# [What is expected]
Your answer must consist solely of the number of lines that contain the word "Biserica".

(Extracted records)
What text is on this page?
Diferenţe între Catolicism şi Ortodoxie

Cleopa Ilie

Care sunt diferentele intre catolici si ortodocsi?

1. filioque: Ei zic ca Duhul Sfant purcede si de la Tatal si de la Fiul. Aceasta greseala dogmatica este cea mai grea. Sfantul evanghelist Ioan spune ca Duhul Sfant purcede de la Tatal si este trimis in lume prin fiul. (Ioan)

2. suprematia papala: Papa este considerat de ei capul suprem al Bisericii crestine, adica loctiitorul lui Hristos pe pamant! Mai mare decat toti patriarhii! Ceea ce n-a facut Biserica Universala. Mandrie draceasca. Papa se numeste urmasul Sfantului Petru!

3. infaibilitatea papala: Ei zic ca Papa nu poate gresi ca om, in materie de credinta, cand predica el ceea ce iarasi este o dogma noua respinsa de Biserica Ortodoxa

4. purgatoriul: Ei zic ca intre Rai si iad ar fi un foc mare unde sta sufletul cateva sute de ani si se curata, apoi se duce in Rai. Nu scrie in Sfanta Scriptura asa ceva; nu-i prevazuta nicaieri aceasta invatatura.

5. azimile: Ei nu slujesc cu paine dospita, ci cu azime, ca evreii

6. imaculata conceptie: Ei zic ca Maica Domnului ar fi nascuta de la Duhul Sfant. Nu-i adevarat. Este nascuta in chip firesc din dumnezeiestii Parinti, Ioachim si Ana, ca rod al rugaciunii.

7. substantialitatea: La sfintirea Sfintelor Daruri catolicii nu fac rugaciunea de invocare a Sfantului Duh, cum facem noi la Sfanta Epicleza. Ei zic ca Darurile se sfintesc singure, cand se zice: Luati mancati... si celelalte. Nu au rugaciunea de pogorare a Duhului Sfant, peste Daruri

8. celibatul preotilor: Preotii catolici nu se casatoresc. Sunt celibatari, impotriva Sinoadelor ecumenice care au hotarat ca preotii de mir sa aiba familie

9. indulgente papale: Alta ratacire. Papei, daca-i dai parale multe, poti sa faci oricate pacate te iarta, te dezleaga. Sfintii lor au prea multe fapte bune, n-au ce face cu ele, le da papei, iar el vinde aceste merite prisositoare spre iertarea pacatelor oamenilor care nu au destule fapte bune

# [Solution for this exercise]
2